PROBLEM TO SOLVE: Look through the listing and locate every line containing the word "title"; copy those lines.

EXERCISE MATERIAL:
........
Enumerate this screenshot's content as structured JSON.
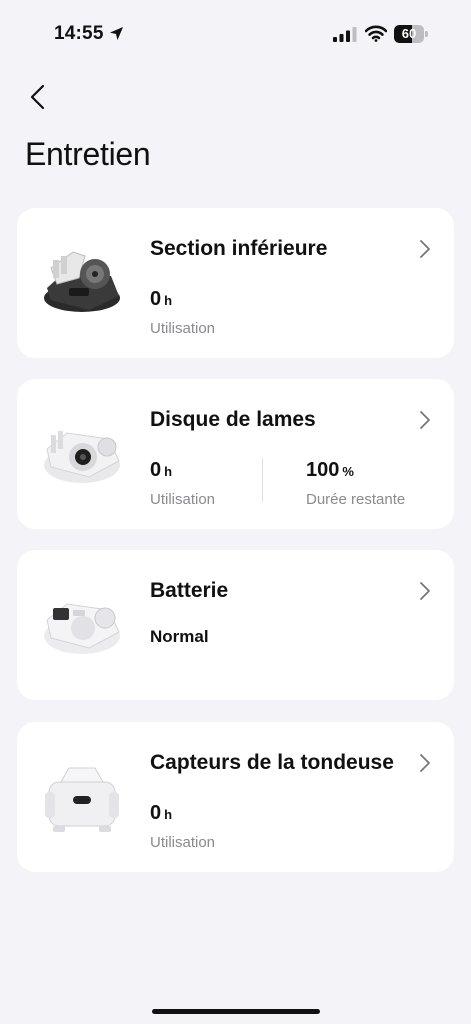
{
  "status_bar": {
    "time": "14:55",
    "battery_level": "60",
    "battery_fraction": 0.6
  },
  "header": {
    "title": "Entretien"
  },
  "cards": [
    {
      "title": "Section inférieure",
      "metrics": [
        {
          "value": "0",
          "unit": "h",
          "label": "Utilisation"
        }
      ]
    },
    {
      "title": "Disque de lames",
      "metrics": [
        {
          "value": "0",
          "unit": "h",
          "label": "Utilisation"
        },
        {
          "value": "100",
          "unit": "%",
          "label": "Durée restante"
        }
      ]
    },
    {
      "title": "Batterie",
      "status": "Normal"
    },
    {
      "title": "Capteurs de la tondeuse",
      "metrics": [
        {
          "value": "0",
          "unit": "h",
          "label": "Utilisation"
        }
      ]
    }
  ],
  "icons": {
    "back": "chevron-left-icon",
    "row_arrow": "chevron-right-icon",
    "location": "location-arrow-icon",
    "signal": "cellular-signal-icon",
    "wifi": "wifi-icon",
    "battery": "battery-icon"
  },
  "colors": {
    "background": "#f3f3f8",
    "card": "#ffffff",
    "text": "#111111",
    "secondary_text": "#8a8a8f"
  }
}
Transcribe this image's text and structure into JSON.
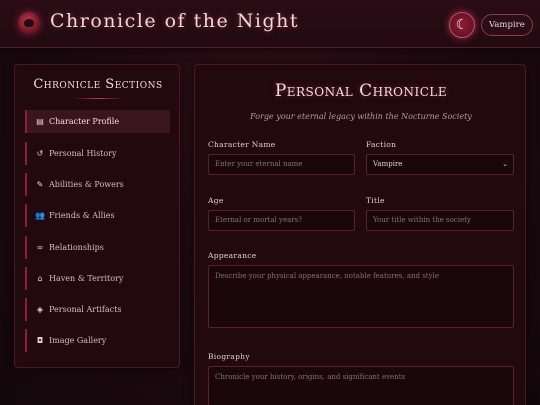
........
ANSWER TO THIS PROBLEM:
    "title": "Entretien"
      "title": "Section inférieure",
      "title": "Disque de lames",
      "title": "Batterie",
      "title": "Capteurs de la tondeuse",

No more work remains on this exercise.